→ Task to complete
Below is some material; transcribe all of it exactly.

** Start of Extracted information **

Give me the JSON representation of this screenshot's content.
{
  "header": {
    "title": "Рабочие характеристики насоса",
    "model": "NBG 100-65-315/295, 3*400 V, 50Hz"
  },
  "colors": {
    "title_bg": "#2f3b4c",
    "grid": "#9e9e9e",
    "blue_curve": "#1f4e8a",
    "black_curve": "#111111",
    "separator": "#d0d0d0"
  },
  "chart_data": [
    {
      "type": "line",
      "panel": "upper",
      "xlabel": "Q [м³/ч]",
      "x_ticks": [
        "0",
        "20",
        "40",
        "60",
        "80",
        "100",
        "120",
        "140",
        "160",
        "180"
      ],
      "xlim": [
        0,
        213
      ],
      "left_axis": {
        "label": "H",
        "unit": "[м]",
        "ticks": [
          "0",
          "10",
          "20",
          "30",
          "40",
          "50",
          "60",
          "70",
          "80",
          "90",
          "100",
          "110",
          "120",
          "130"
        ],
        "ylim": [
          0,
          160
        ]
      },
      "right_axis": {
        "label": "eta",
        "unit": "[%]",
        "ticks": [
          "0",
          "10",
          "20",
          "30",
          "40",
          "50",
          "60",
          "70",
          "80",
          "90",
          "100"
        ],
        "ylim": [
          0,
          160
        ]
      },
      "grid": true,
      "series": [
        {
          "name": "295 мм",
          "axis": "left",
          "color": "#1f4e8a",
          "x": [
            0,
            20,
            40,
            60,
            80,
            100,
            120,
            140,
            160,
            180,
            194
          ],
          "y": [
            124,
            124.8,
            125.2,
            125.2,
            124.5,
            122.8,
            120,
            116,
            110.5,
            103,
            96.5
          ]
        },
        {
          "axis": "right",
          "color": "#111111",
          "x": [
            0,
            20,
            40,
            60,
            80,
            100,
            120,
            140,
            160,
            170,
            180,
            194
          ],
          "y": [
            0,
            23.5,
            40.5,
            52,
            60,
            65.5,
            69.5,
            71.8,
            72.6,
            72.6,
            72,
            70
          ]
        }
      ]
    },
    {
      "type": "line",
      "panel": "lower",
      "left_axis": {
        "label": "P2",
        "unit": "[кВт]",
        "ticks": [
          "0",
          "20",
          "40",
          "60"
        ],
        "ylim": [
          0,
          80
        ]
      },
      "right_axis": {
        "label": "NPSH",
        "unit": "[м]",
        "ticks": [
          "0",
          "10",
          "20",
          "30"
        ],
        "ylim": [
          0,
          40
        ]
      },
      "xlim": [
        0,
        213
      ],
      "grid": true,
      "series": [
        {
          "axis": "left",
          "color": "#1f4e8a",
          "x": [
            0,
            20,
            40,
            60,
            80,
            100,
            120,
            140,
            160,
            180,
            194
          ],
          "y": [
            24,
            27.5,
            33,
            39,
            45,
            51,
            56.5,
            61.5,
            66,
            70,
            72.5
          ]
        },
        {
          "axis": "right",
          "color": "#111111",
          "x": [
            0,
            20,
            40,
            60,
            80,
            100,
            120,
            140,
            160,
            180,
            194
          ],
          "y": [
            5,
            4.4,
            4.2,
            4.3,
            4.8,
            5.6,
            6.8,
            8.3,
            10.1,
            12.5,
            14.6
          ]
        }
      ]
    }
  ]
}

** End of Extracted information **

→ Finished exercise
Give me the JSON representation of this screenshot's content.
{
  "header": {
    "title": "Рабочие характеристики насоса",
    "model": "NBG 100-65-315/295, 3*400 V, 50Hz"
  },
  "colors": {
    "title_bg": "#2f3b4c",
    "grid": "#9e9e9e",
    "blue_curve": "#1f4e8a",
    "black_curve": "#111111",
    "separator": "#d0d0d0"
  },
  "chart_data": [
    {
      "type": "line",
      "panel": "upper",
      "xlabel": "Q [м³/ч]",
      "x_ticks": [
        "0",
        "20",
        "40",
        "60",
        "80",
        "100",
        "120",
        "140",
        "160",
        "180"
      ],
      "xlim": [
        0,
        213
      ],
      "left_axis": {
        "label": "H",
        "unit": "[м]",
        "ticks": [
          "0",
          "10",
          "20",
          "30",
          "40",
          "50",
          "60",
          "70",
          "80",
          "90",
          "100",
          "110",
          "120",
          "130"
        ],
        "ylim": [
          0,
          160
        ]
      },
      "right_axis": {
        "label": "eta",
        "unit": "[%]",
        "ticks": [
          "0",
          "10",
          "20",
          "30",
          "40",
          "50",
          "60",
          "70",
          "80",
          "90",
          "100"
        ],
        "ylim": [
          0,
          160
        ]
      },
      "grid": true,
      "series": [
        {
          "name": "295 мм",
          "axis": "left",
          "color": "#1f4e8a",
          "x": [
            0,
            20,
            40,
            60,
            80,
            100,
            120,
            140,
            160,
            180,
            194
          ],
          "y": [
            124,
            124.8,
            125.2,
            125.2,
            124.5,
            122.8,
            120,
            116,
            110.5,
            103,
            96.5
          ]
        },
        {
          "axis": "right",
          "color": "#111111",
          "x": [
            0,
            20,
            40,
            60,
            80,
            100,
            120,
            140,
            160,
            170,
            180,
            194
          ],
          "y": [
            0,
            23.5,
            40.5,
            52,
            60,
            65.5,
            69.5,
            71.8,
            72.6,
            72.6,
            72,
            70
          ]
        }
      ]
    },
    {
      "type": "line",
      "panel": "lower",
      "left_axis": {
        "label": "P2",
        "unit": "[кВт]",
        "ticks": [
          "0",
          "20",
          "40",
          "60"
        ],
        "ylim": [
          0,
          80
        ]
      },
      "right_axis": {
        "label": "NPSH",
        "unit": "[м]",
        "ticks": [
          "0",
          "10",
          "20",
          "30"
        ],
        "ylim": [
          0,
          40
        ]
      },
      "xlim": [
        0,
        213
      ],
      "grid": true,
      "series": [
        {
          "axis": "left",
          "color": "#1f4e8a",
          "x": [
            0,
            20,
            40,
            60,
            80,
            100,
            120,
            140,
            160,
            180,
            194
          ],
          "y": [
            24,
            27.5,
            33,
            39,
            45,
            51,
            56.5,
            61.5,
            66,
            70,
            72.5
          ]
        },
        {
          "axis": "right",
          "color": "#111111",
          "x": [
            0,
            20,
            40,
            60,
            80,
            100,
            120,
            140,
            160,
            180,
            194
          ],
          "y": [
            5,
            4.4,
            4.2,
            4.3,
            4.8,
            5.6,
            6.8,
            8.3,
            10.1,
            12.5,
            14.6
          ]
        }
      ]
    }
  ]
}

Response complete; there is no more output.